WHAT IS REQUIRED
Restate, word for word, all of the material shown below.

DATA
________________
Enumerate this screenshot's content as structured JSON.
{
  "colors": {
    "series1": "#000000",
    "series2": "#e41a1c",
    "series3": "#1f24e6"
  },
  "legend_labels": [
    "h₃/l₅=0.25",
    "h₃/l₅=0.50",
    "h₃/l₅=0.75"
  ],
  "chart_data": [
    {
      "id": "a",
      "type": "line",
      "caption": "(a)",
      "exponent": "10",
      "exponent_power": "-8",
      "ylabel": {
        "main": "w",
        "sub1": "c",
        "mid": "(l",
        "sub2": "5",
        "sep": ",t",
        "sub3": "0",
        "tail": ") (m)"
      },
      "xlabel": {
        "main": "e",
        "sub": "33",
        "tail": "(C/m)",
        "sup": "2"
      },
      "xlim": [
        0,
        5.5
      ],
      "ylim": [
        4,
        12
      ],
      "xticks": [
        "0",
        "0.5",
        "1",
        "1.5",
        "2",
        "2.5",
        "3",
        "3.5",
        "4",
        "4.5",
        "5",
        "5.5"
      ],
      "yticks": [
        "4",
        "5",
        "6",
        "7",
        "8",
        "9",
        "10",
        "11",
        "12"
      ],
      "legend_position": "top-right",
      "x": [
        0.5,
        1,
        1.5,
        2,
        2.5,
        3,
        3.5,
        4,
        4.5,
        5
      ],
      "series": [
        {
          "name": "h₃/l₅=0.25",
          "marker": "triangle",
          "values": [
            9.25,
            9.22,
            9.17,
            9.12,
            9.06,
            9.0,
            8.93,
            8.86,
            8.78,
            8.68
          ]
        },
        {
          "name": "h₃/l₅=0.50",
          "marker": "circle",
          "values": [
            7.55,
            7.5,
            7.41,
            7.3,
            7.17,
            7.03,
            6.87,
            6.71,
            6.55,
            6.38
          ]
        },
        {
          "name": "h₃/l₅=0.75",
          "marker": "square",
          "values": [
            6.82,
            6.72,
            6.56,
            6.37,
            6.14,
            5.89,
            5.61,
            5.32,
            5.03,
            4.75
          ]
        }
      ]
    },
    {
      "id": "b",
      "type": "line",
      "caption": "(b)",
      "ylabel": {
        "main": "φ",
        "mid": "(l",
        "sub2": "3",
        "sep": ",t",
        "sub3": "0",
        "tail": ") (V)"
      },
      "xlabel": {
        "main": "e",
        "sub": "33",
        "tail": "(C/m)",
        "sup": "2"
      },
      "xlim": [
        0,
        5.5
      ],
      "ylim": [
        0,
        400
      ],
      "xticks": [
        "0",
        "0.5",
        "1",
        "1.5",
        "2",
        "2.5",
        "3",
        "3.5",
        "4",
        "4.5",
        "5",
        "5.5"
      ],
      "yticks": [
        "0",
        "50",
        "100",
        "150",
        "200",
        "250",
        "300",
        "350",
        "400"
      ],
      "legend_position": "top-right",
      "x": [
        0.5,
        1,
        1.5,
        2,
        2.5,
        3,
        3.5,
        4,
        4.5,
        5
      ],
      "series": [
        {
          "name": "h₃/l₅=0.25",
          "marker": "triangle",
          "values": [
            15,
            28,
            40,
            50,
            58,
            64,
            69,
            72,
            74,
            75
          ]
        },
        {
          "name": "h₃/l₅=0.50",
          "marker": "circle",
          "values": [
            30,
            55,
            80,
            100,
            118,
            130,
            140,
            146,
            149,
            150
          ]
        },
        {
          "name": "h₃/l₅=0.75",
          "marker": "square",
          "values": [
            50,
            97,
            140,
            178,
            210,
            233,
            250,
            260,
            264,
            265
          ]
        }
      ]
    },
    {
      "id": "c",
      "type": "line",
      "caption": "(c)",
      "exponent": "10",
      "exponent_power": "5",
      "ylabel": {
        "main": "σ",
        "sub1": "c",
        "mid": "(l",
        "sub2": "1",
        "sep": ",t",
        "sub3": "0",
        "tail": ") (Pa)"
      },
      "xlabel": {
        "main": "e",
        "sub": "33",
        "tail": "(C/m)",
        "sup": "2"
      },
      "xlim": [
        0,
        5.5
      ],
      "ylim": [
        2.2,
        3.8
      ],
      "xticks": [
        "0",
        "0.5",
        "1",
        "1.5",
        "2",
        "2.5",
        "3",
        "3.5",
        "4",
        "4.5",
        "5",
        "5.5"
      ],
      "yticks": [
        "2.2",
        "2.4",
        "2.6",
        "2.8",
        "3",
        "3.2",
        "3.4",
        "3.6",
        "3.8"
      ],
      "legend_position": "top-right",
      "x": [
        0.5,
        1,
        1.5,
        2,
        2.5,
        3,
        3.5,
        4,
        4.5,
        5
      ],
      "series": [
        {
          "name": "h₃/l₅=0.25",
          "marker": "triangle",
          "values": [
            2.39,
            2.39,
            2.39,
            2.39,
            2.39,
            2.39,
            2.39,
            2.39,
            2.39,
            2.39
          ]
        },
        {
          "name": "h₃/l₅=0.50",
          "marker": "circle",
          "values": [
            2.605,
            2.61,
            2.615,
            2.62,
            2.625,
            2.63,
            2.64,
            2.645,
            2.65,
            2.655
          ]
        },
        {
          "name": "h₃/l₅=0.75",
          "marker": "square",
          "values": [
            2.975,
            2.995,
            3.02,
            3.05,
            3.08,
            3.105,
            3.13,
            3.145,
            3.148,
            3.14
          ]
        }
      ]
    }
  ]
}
________________
EXERCISE RESPONSE
Enumerate this screenshot's content as structured JSON.
{
  "colors": {
    "series1": "#000000",
    "series2": "#e41a1c",
    "series3": "#1f24e6"
  },
  "legend_labels": [
    "h₃/l₅=0.25",
    "h₃/l₅=0.50",
    "h₃/l₅=0.75"
  ],
  "chart_data": [
    {
      "id": "a",
      "type": "line",
      "caption": "(a)",
      "exponent": "10",
      "exponent_power": "-8",
      "ylabel": {
        "main": "w",
        "sub1": "c",
        "mid": "(l",
        "sub2": "5",
        "sep": ",t",
        "sub3": "0",
        "tail": ") (m)"
      },
      "xlabel": {
        "main": "e",
        "sub": "33",
        "tail": "(C/m)",
        "sup": "2"
      },
      "xlim": [
        0,
        5.5
      ],
      "ylim": [
        4,
        12
      ],
      "xticks": [
        "0",
        "0.5",
        "1",
        "1.5",
        "2",
        "2.5",
        "3",
        "3.5",
        "4",
        "4.5",
        "5",
        "5.5"
      ],
      "yticks": [
        "4",
        "5",
        "6",
        "7",
        "8",
        "9",
        "10",
        "11",
        "12"
      ],
      "legend_position": "top-right",
      "x": [
        0.5,
        1,
        1.5,
        2,
        2.5,
        3,
        3.5,
        4,
        4.5,
        5
      ],
      "series": [
        {
          "name": "h₃/l₅=0.25",
          "marker": "triangle",
          "values": [
            9.25,
            9.22,
            9.17,
            9.12,
            9.06,
            9.0,
            8.93,
            8.86,
            8.78,
            8.68
          ]
        },
        {
          "name": "h₃/l₅=0.50",
          "marker": "circle",
          "values": [
            7.55,
            7.5,
            7.41,
            7.3,
            7.17,
            7.03,
            6.87,
            6.71,
            6.55,
            6.38
          ]
        },
        {
          "name": "h₃/l₅=0.75",
          "marker": "square",
          "values": [
            6.82,
            6.72,
            6.56,
            6.37,
            6.14,
            5.89,
            5.61,
            5.32,
            5.03,
            4.75
          ]
        }
      ]
    },
    {
      "id": "b",
      "type": "line",
      "caption": "(b)",
      "ylabel": {
        "main": "φ",
        "mid": "(l",
        "sub2": "3",
        "sep": ",t",
        "sub3": "0",
        "tail": ") (V)"
      },
      "xlabel": {
        "main": "e",
        "sub": "33",
        "tail": "(C/m)",
        "sup": "2"
      },
      "xlim": [
        0,
        5.5
      ],
      "ylim": [
        0,
        400
      ],
      "xticks": [
        "0",
        "0.5",
        "1",
        "1.5",
        "2",
        "2.5",
        "3",
        "3.5",
        "4",
        "4.5",
        "5",
        "5.5"
      ],
      "yticks": [
        "0",
        "50",
        "100",
        "150",
        "200",
        "250",
        "300",
        "350",
        "400"
      ],
      "legend_position": "top-right",
      "x": [
        0.5,
        1,
        1.5,
        2,
        2.5,
        3,
        3.5,
        4,
        4.5,
        5
      ],
      "series": [
        {
          "name": "h₃/l₅=0.25",
          "marker": "triangle",
          "values": [
            15,
            28,
            40,
            50,
            58,
            64,
            69,
            72,
            74,
            75
          ]
        },
        {
          "name": "h₃/l₅=0.50",
          "marker": "circle",
          "values": [
            30,
            55,
            80,
            100,
            118,
            130,
            140,
            146,
            149,
            150
          ]
        },
        {
          "name": "h₃/l₅=0.75",
          "marker": "square",
          "values": [
            50,
            97,
            140,
            178,
            210,
            233,
            250,
            260,
            264,
            265
          ]
        }
      ]
    },
    {
      "id": "c",
      "type": "line",
      "caption": "(c)",
      "exponent": "10",
      "exponent_power": "5",
      "ylabel": {
        "main": "σ",
        "sub1": "c",
        "mid": "(l",
        "sub2": "1",
        "sep": ",t",
        "sub3": "0",
        "tail": ") (Pa)"
      },
      "xlabel": {
        "main": "e",
        "sub": "33",
        "tail": "(C/m)",
        "sup": "2"
      },
      "xlim": [
        0,
        5.5
      ],
      "ylim": [
        2.2,
        3.8
      ],
      "xticks": [
        "0",
        "0.5",
        "1",
        "1.5",
        "2",
        "2.5",
        "3",
        "3.5",
        "4",
        "4.5",
        "5",
        "5.5"
      ],
      "yticks": [
        "2.2",
        "2.4",
        "2.6",
        "2.8",
        "3",
        "3.2",
        "3.4",
        "3.6",
        "3.8"
      ],
      "legend_position": "top-right",
      "x": [
        0.5,
        1,
        1.5,
        2,
        2.5,
        3,
        3.5,
        4,
        4.5,
        5
      ],
      "series": [
        {
          "name": "h₃/l₅=0.25",
          "marker": "triangle",
          "values": [
            2.39,
            2.39,
            2.39,
            2.39,
            2.39,
            2.39,
            2.39,
            2.39,
            2.39,
            2.39
          ]
        },
        {
          "name": "h₃/l₅=0.50",
          "marker": "circle",
          "values": [
            2.605,
            2.61,
            2.615,
            2.62,
            2.625,
            2.63,
            2.64,
            2.645,
            2.65,
            2.655
          ]
        },
        {
          "name": "h₃/l₅=0.75",
          "marker": "square",
          "values": [
            2.975,
            2.995,
            3.02,
            3.05,
            3.08,
            3.105,
            3.13,
            3.145,
            3.148,
            3.14
          ]
        }
      ]
    }
  ]
}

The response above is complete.